THE EXERCISE: Read the material below. Count the lines containing "JSON" and give that count alone.

DATA SUPPLIED:
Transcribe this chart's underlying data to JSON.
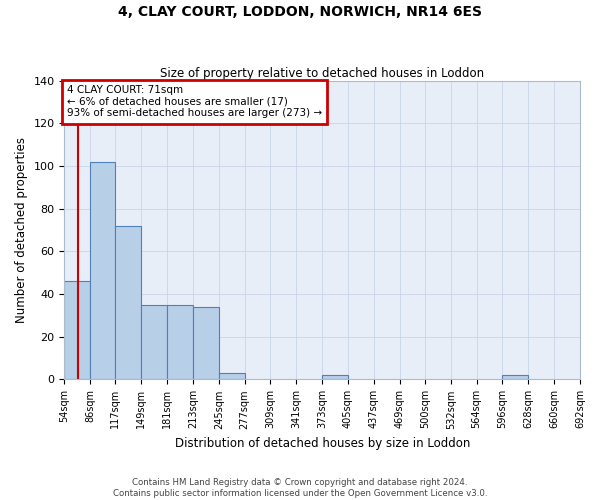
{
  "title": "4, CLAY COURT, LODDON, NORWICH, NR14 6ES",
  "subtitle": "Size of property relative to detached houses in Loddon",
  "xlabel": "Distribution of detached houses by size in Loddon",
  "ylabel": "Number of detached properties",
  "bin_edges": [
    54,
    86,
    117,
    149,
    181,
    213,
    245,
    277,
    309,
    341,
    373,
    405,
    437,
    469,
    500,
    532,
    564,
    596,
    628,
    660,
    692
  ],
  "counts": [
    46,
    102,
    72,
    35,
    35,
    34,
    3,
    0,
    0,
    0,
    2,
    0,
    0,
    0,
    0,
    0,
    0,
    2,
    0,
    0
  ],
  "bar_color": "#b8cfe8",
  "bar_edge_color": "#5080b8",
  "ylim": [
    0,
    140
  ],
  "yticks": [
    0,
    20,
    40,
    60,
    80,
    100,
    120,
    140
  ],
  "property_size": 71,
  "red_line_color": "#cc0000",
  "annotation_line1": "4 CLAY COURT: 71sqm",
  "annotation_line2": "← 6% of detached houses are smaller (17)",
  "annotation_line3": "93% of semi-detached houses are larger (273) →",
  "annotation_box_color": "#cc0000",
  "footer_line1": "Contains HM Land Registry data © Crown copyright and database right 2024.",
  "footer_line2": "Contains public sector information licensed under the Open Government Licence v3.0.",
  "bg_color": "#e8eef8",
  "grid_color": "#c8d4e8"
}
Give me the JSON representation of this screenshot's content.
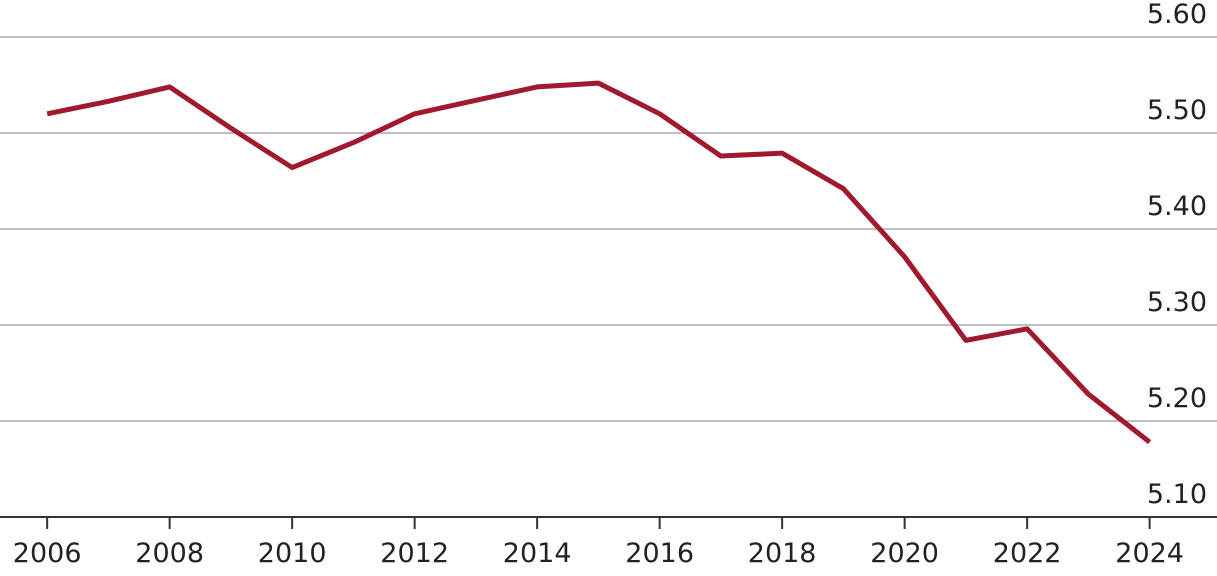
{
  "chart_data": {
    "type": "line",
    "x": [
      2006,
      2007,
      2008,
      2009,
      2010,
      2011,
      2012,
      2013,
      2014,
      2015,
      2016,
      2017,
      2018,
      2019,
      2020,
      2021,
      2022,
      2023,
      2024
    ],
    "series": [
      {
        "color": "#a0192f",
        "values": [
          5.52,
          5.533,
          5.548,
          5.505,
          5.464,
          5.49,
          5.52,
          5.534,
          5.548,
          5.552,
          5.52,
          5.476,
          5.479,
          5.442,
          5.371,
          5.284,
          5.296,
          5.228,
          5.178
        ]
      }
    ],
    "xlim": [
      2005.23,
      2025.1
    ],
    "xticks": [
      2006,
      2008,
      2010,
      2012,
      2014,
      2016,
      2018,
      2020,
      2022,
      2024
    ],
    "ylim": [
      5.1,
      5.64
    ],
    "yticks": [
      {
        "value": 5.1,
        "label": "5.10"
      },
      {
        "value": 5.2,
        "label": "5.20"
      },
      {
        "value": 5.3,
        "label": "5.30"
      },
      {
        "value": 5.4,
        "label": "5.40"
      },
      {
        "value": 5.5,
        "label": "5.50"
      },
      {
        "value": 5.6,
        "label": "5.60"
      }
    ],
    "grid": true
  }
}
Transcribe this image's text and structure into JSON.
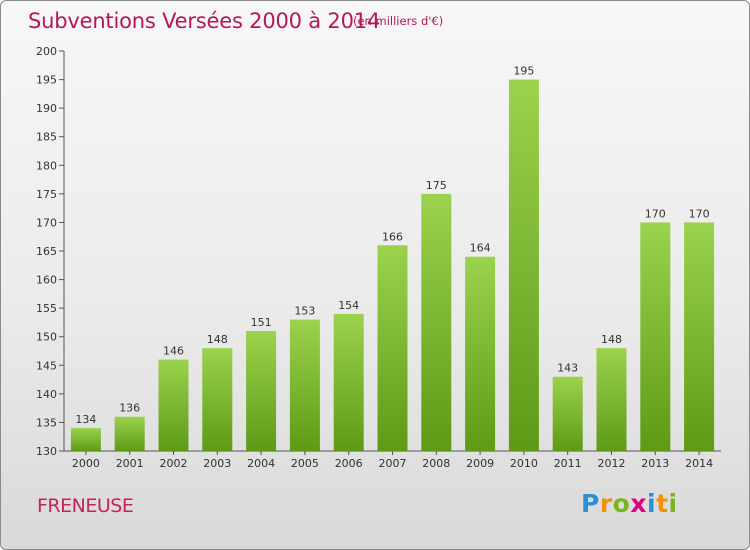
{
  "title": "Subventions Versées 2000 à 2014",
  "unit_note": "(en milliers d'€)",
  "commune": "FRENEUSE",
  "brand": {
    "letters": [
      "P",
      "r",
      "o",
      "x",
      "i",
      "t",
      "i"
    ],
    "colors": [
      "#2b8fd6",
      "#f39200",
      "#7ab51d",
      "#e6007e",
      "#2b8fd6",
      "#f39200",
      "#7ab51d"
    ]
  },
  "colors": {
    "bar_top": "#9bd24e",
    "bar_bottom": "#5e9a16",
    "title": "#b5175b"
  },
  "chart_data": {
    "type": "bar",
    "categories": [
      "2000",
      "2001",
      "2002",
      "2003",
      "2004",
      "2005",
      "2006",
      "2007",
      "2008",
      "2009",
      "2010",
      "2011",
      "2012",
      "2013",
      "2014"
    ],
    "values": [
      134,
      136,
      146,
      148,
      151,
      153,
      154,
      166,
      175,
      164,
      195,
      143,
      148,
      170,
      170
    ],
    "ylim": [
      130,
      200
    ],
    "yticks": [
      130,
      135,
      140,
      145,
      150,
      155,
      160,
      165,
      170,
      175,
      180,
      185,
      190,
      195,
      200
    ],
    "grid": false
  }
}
---
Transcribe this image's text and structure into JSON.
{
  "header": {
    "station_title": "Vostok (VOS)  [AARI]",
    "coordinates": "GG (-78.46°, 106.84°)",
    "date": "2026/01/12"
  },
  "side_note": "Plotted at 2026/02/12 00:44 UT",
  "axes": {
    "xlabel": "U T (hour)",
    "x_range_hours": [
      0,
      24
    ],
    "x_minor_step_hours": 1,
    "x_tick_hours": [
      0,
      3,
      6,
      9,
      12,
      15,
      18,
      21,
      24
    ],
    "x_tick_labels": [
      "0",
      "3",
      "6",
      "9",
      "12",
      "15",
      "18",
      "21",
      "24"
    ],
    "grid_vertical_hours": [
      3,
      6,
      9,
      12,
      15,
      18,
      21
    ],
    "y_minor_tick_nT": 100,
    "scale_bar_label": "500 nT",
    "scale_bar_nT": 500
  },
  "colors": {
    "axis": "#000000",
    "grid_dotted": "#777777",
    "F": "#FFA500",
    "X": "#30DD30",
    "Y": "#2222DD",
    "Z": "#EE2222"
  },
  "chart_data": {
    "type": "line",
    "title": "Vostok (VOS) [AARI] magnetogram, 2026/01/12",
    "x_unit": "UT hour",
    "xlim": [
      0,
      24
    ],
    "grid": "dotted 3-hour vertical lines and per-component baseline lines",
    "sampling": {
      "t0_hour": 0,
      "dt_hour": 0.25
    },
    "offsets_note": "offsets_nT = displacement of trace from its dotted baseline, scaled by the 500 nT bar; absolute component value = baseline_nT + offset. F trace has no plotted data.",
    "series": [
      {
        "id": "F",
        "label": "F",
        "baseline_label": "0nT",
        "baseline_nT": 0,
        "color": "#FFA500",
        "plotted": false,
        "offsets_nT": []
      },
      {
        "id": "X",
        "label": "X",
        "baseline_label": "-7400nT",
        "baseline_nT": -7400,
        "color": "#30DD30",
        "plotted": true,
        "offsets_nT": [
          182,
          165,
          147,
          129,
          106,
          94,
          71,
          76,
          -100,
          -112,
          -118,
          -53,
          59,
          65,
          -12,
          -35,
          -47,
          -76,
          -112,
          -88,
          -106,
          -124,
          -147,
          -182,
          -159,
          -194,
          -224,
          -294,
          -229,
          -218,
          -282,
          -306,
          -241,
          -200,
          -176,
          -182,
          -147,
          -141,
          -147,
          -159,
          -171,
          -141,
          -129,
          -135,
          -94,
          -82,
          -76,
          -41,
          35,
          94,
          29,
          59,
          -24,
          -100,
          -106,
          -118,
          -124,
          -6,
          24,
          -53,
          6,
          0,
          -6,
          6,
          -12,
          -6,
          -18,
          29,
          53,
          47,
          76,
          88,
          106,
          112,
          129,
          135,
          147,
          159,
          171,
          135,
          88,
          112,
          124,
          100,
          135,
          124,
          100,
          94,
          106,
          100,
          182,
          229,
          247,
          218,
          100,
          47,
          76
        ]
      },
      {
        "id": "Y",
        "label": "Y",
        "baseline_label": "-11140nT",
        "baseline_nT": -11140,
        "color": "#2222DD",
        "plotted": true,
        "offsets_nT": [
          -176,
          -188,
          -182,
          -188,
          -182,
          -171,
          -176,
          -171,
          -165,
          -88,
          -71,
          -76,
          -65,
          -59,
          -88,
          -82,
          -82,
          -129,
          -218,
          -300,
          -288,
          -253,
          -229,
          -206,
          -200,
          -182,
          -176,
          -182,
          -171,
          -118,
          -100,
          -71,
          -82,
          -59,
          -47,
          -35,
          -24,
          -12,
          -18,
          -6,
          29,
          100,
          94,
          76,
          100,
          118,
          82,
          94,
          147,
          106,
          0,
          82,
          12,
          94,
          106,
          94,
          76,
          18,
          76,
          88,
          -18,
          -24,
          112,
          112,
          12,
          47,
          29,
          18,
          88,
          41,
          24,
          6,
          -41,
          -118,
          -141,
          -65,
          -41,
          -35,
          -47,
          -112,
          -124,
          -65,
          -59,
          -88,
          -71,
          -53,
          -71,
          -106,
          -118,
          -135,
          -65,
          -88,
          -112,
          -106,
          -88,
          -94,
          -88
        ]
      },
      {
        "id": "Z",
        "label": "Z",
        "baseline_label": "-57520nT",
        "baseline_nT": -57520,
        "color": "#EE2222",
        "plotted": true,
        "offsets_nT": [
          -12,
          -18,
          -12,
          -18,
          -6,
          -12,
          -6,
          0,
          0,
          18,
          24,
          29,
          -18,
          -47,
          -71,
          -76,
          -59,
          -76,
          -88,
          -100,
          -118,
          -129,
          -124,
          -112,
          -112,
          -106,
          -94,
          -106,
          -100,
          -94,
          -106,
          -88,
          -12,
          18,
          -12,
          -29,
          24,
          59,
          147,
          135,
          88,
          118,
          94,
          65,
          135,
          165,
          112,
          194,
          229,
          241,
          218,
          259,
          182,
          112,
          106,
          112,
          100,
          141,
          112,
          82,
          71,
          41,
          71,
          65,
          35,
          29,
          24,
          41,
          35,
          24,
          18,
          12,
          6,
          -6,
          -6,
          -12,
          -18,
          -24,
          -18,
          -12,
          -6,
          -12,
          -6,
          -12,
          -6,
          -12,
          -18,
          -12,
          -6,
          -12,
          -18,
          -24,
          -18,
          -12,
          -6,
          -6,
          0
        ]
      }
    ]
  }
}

EXERCISE RESULT: 4